* RECORDS SHOWN *
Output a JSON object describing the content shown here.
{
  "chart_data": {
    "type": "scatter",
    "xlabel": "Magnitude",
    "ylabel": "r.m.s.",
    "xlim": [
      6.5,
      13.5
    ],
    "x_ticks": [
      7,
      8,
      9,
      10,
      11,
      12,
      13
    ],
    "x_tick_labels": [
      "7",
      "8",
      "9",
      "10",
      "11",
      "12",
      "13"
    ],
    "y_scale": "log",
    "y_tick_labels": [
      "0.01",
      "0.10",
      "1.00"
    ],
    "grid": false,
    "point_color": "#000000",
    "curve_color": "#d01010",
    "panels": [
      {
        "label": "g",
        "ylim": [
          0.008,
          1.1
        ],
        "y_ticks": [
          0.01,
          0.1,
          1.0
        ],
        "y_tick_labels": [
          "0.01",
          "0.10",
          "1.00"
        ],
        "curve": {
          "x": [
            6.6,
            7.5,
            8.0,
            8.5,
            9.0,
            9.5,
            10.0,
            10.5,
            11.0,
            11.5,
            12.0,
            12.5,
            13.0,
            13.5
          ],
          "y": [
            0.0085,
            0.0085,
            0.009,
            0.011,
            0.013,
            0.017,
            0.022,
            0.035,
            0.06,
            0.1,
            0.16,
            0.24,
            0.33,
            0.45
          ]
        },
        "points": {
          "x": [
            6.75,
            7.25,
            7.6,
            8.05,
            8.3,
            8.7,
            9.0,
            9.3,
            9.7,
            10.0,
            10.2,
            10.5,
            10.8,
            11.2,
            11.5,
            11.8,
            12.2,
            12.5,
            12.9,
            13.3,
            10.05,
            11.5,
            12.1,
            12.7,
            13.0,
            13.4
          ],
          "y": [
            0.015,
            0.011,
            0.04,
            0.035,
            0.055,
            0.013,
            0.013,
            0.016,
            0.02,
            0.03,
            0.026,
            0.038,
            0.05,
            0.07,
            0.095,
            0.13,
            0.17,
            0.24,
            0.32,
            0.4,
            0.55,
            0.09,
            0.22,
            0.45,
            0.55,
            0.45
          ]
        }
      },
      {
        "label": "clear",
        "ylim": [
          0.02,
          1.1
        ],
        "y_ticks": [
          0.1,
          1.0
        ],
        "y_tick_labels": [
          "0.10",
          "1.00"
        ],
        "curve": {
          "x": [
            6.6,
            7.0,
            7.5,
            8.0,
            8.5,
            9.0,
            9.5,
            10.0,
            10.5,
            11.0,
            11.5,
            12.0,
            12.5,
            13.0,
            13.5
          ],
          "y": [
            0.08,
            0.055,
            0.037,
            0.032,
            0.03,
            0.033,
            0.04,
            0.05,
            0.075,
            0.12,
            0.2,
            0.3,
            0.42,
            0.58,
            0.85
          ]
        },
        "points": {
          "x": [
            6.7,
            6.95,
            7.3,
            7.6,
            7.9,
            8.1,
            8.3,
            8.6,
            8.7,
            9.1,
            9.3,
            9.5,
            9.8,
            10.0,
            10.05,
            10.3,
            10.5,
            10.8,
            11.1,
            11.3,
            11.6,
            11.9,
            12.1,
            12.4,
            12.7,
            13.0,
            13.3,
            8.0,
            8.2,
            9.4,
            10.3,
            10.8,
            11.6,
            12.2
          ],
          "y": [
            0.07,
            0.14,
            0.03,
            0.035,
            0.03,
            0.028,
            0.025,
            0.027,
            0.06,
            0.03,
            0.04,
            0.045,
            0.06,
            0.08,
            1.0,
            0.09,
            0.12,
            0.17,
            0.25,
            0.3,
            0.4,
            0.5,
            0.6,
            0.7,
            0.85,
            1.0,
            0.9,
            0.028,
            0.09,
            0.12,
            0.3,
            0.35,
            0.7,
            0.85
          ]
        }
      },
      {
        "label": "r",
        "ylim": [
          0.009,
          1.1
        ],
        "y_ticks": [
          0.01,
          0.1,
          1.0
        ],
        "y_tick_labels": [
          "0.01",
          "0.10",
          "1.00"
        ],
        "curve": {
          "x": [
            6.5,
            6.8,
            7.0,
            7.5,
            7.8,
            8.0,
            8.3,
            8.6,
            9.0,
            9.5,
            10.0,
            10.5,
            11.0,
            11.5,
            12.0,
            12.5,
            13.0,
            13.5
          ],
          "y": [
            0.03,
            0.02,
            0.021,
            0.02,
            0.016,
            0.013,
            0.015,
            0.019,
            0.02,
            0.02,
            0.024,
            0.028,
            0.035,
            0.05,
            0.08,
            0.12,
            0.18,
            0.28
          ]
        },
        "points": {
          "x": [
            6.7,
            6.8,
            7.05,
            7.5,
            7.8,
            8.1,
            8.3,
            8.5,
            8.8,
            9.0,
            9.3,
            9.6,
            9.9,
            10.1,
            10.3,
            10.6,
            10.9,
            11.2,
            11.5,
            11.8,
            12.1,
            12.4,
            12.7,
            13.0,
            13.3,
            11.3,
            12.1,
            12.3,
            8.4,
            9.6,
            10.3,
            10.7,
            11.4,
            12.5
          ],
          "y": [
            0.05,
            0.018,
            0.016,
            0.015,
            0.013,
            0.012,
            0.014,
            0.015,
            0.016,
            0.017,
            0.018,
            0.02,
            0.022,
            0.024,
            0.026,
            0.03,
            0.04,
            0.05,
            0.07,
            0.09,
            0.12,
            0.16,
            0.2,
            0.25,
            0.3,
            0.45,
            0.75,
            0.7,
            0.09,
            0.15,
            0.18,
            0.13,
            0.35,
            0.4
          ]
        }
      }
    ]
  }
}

* DIRECTIONS FOR THIS TASK *
Return what is listed above, exactly and completely.

* PROBLEM SOLUTION *
Output a JSON object describing the content shown here.
{
  "chart_data": {
    "type": "scatter",
    "xlabel": "Magnitude",
    "ylabel": "r.m.s.",
    "xlim": [
      6.5,
      13.5
    ],
    "x_ticks": [
      7,
      8,
      9,
      10,
      11,
      12,
      13
    ],
    "x_tick_labels": [
      "7",
      "8",
      "9",
      "10",
      "11",
      "12",
      "13"
    ],
    "y_scale": "log",
    "y_tick_labels": [
      "0.01",
      "0.10",
      "1.00"
    ],
    "grid": false,
    "point_color": "#000000",
    "curve_color": "#d01010",
    "panels": [
      {
        "label": "g",
        "ylim": [
          0.008,
          1.1
        ],
        "y_ticks": [
          0.01,
          0.1,
          1.0
        ],
        "y_tick_labels": [
          "0.01",
          "0.10",
          "1.00"
        ],
        "curve": {
          "x": [
            6.6,
            7.5,
            8.0,
            8.5,
            9.0,
            9.5,
            10.0,
            10.5,
            11.0,
            11.5,
            12.0,
            12.5,
            13.0,
            13.5
          ],
          "y": [
            0.0085,
            0.0085,
            0.009,
            0.011,
            0.013,
            0.017,
            0.022,
            0.035,
            0.06,
            0.1,
            0.16,
            0.24,
            0.33,
            0.45
          ]
        },
        "points": {
          "x": [
            6.75,
            7.25,
            7.6,
            8.05,
            8.3,
            8.7,
            9.0,
            9.3,
            9.7,
            10.0,
            10.2,
            10.5,
            10.8,
            11.2,
            11.5,
            11.8,
            12.2,
            12.5,
            12.9,
            13.3,
            10.05,
            11.5,
            12.1,
            12.7,
            13.0,
            13.4
          ],
          "y": [
            0.015,
            0.011,
            0.04,
            0.035,
            0.055,
            0.013,
            0.013,
            0.016,
            0.02,
            0.03,
            0.026,
            0.038,
            0.05,
            0.07,
            0.095,
            0.13,
            0.17,
            0.24,
            0.32,
            0.4,
            0.55,
            0.09,
            0.22,
            0.45,
            0.55,
            0.45
          ]
        }
      },
      {
        "label": "clear",
        "ylim": [
          0.02,
          1.1
        ],
        "y_ticks": [
          0.1,
          1.0
        ],
        "y_tick_labels": [
          "0.10",
          "1.00"
        ],
        "curve": {
          "x": [
            6.6,
            7.0,
            7.5,
            8.0,
            8.5,
            9.0,
            9.5,
            10.0,
            10.5,
            11.0,
            11.5,
            12.0,
            12.5,
            13.0,
            13.5
          ],
          "y": [
            0.08,
            0.055,
            0.037,
            0.032,
            0.03,
            0.033,
            0.04,
            0.05,
            0.075,
            0.12,
            0.2,
            0.3,
            0.42,
            0.58,
            0.85
          ]
        },
        "points": {
          "x": [
            6.7,
            6.95,
            7.3,
            7.6,
            7.9,
            8.1,
            8.3,
            8.6,
            8.7,
            9.1,
            9.3,
            9.5,
            9.8,
            10.0,
            10.05,
            10.3,
            10.5,
            10.8,
            11.1,
            11.3,
            11.6,
            11.9,
            12.1,
            12.4,
            12.7,
            13.0,
            13.3,
            8.0,
            8.2,
            9.4,
            10.3,
            10.8,
            11.6,
            12.2
          ],
          "y": [
            0.07,
            0.14,
            0.03,
            0.035,
            0.03,
            0.028,
            0.025,
            0.027,
            0.06,
            0.03,
            0.04,
            0.045,
            0.06,
            0.08,
            1.0,
            0.09,
            0.12,
            0.17,
            0.25,
            0.3,
            0.4,
            0.5,
            0.6,
            0.7,
            0.85,
            1.0,
            0.9,
            0.028,
            0.09,
            0.12,
            0.3,
            0.35,
            0.7,
            0.85
          ]
        }
      },
      {
        "label": "r",
        "ylim": [
          0.009,
          1.1
        ],
        "y_ticks": [
          0.01,
          0.1,
          1.0
        ],
        "y_tick_labels": [
          "0.01",
          "0.10",
          "1.00"
        ],
        "curve": {
          "x": [
            6.5,
            6.8,
            7.0,
            7.5,
            7.8,
            8.0,
            8.3,
            8.6,
            9.0,
            9.5,
            10.0,
            10.5,
            11.0,
            11.5,
            12.0,
            12.5,
            13.0,
            13.5
          ],
          "y": [
            0.03,
            0.02,
            0.021,
            0.02,
            0.016,
            0.013,
            0.015,
            0.019,
            0.02,
            0.02,
            0.024,
            0.028,
            0.035,
            0.05,
            0.08,
            0.12,
            0.18,
            0.28
          ]
        },
        "points": {
          "x": [
            6.7,
            6.8,
            7.05,
            7.5,
            7.8,
            8.1,
            8.3,
            8.5,
            8.8,
            9.0,
            9.3,
            9.6,
            9.9,
            10.1,
            10.3,
            10.6,
            10.9,
            11.2,
            11.5,
            11.8,
            12.1,
            12.4,
            12.7,
            13.0,
            13.3,
            11.3,
            12.1,
            12.3,
            8.4,
            9.6,
            10.3,
            10.7,
            11.4,
            12.5
          ],
          "y": [
            0.05,
            0.018,
            0.016,
            0.015,
            0.013,
            0.012,
            0.014,
            0.015,
            0.016,
            0.017,
            0.018,
            0.02,
            0.022,
            0.024,
            0.026,
            0.03,
            0.04,
            0.05,
            0.07,
            0.09,
            0.12,
            0.16,
            0.2,
            0.25,
            0.3,
            0.45,
            0.75,
            0.7,
            0.09,
            0.15,
            0.18,
            0.13,
            0.35,
            0.4
          ]
        }
      }
    ]
  }
}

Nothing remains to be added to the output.